[Stored data]
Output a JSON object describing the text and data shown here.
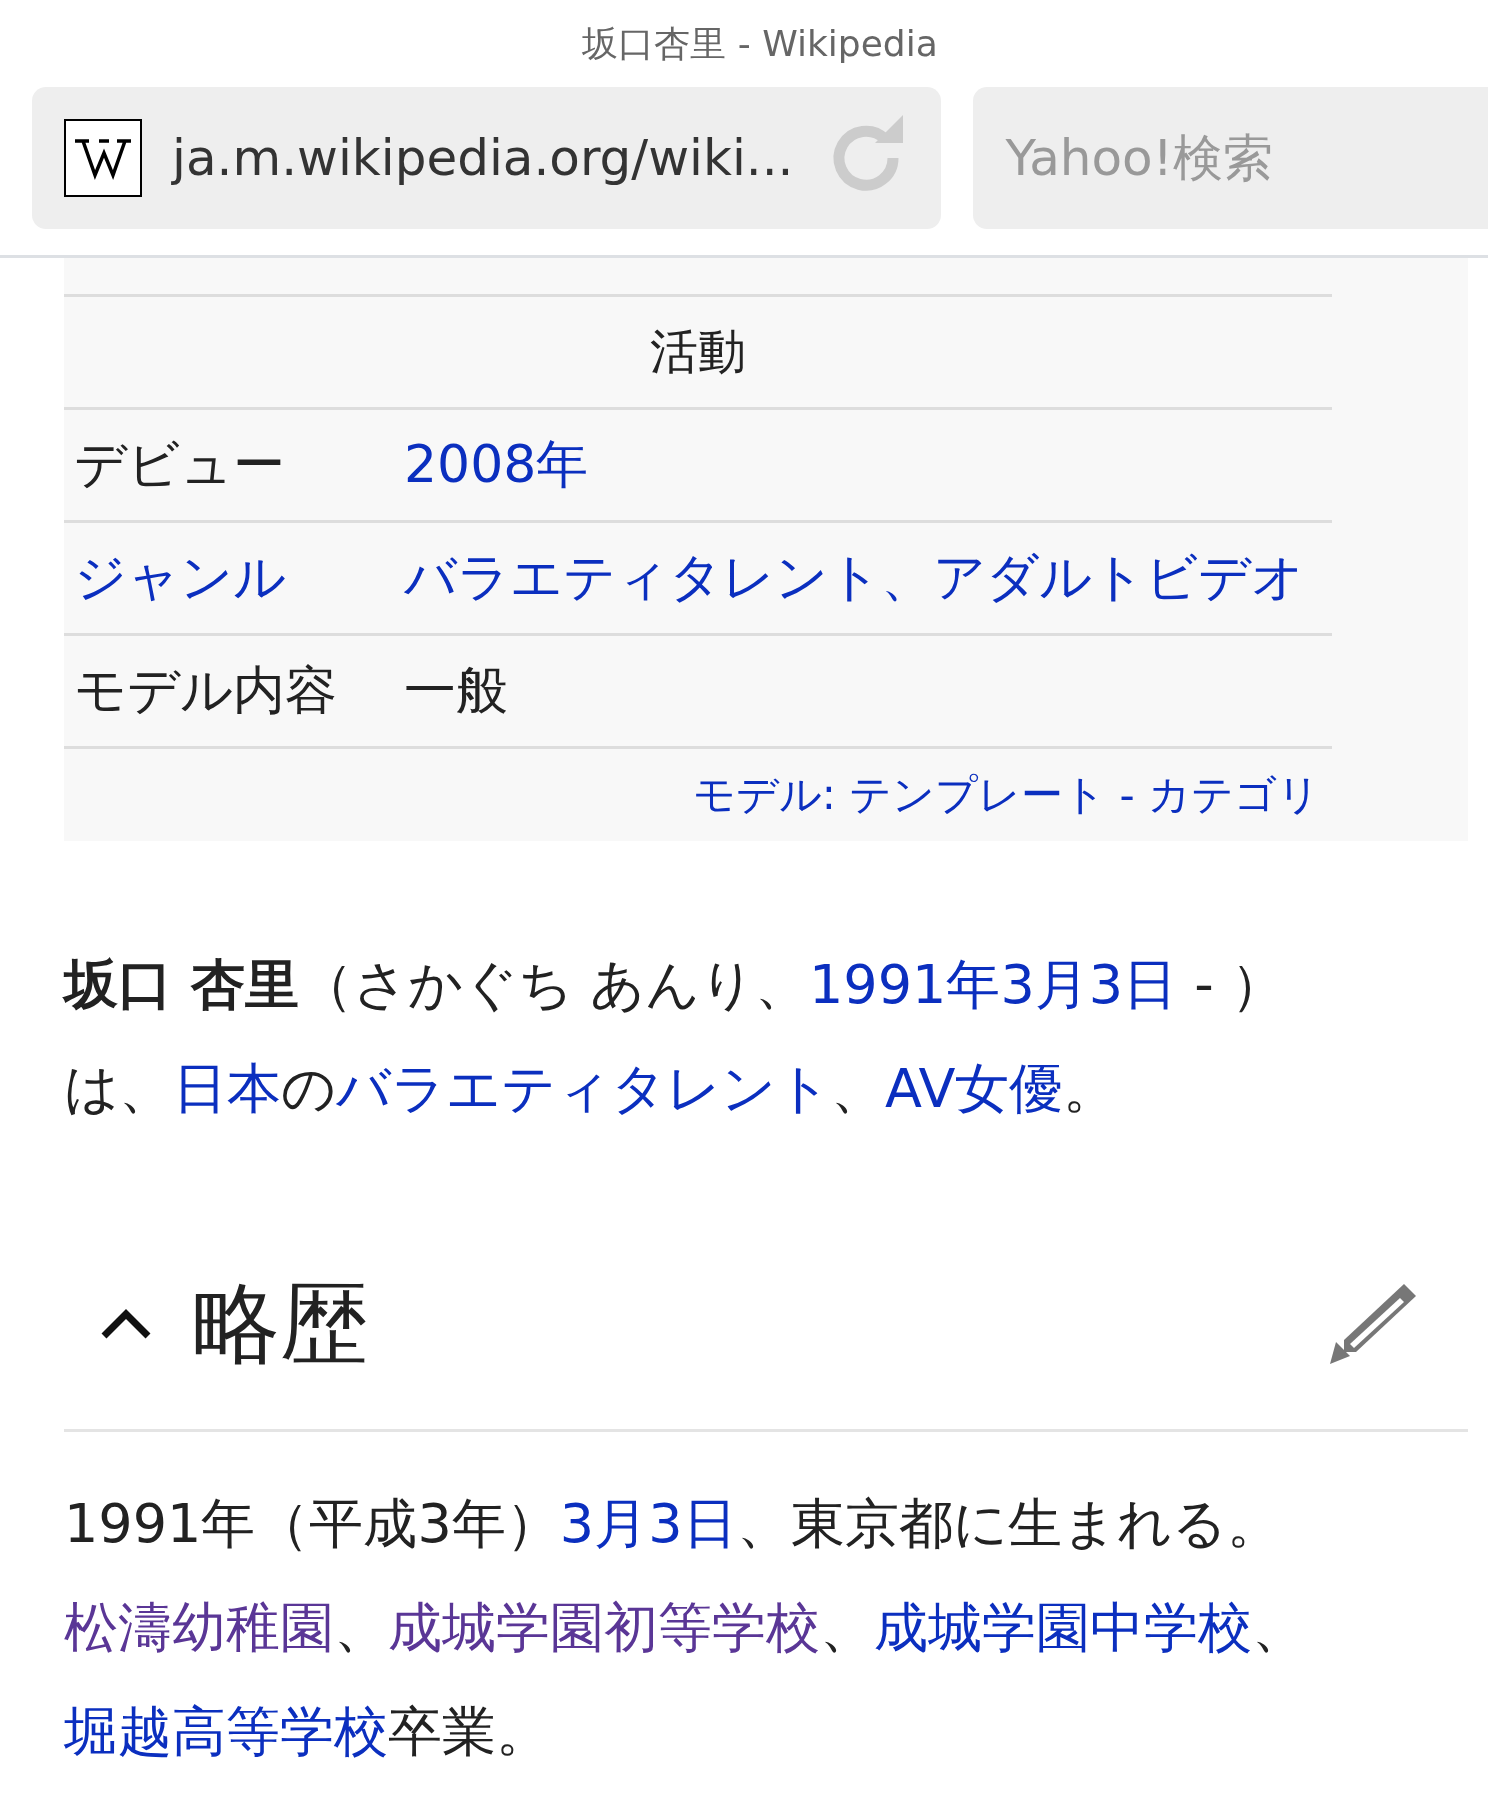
{
  "browser": {
    "page_title": "坂口杏里 - Wikipedia",
    "url": "ja.m.wikipedia.org/wiki...",
    "search": {
      "placeholder": "Yahoo!検索"
    }
  },
  "infobox": {
    "section_header": "活動",
    "rows": [
      {
        "label": "デビュー",
        "label_link": false,
        "value": "2008年",
        "value_link": true
      },
      {
        "label": "ジャンル",
        "label_link": true,
        "value": "バラエティタレント、アダルトビデオ",
        "value_link": true
      },
      {
        "label": "モデル内容",
        "label_link": false,
        "value": "一般",
        "value_link": false
      }
    ],
    "footer_links": [
      {
        "text": "モデル: テンプレート",
        "kind": "link"
      },
      {
        "text": " - ",
        "kind": "text"
      },
      {
        "text": "カテゴリ",
        "kind": "link"
      }
    ]
  },
  "lead": {
    "lines": [
      [
        {
          "text": "坂口 杏里",
          "kind": "bold"
        },
        {
          "text": "（さかぐち あんり、",
          "kind": "text"
        },
        {
          "text": "1991年3月3日",
          "kind": "link"
        },
        {
          "text": " - ）",
          "kind": "text"
        }
      ],
      [
        {
          "text": "は、",
          "kind": "text"
        },
        {
          "text": "日本",
          "kind": "link"
        },
        {
          "text": "の",
          "kind": "text"
        },
        {
          "text": "バラエティタレント",
          "kind": "link"
        },
        {
          "text": "、",
          "kind": "text"
        },
        {
          "text": "AV女優",
          "kind": "link"
        },
        {
          "text": "。",
          "kind": "text"
        }
      ]
    ]
  },
  "section": {
    "title": "略歴",
    "expanded": true,
    "lines": [
      [
        {
          "text": "1991年（平成3年）",
          "kind": "text"
        },
        {
          "text": "3月3日",
          "kind": "link"
        },
        {
          "text": "、東京都に生まれる。",
          "kind": "text"
        }
      ],
      [
        {
          "text": "松濤幼稚園",
          "kind": "visited"
        },
        {
          "text": "、",
          "kind": "text"
        },
        {
          "text": "成城学園初等学校",
          "kind": "visited"
        },
        {
          "text": "、",
          "kind": "text"
        },
        {
          "text": "成城学園中学校",
          "kind": "link"
        },
        {
          "text": "、",
          "kind": "text"
        }
      ],
      [
        {
          "text": "堀越高等学校",
          "kind": "link"
        },
        {
          "text": "卒業。",
          "kind": "text"
        }
      ]
    ]
  }
}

[Exercise brief] Count the lines above in which the word "true" appears, then state only that count.

[Completed exercise] 4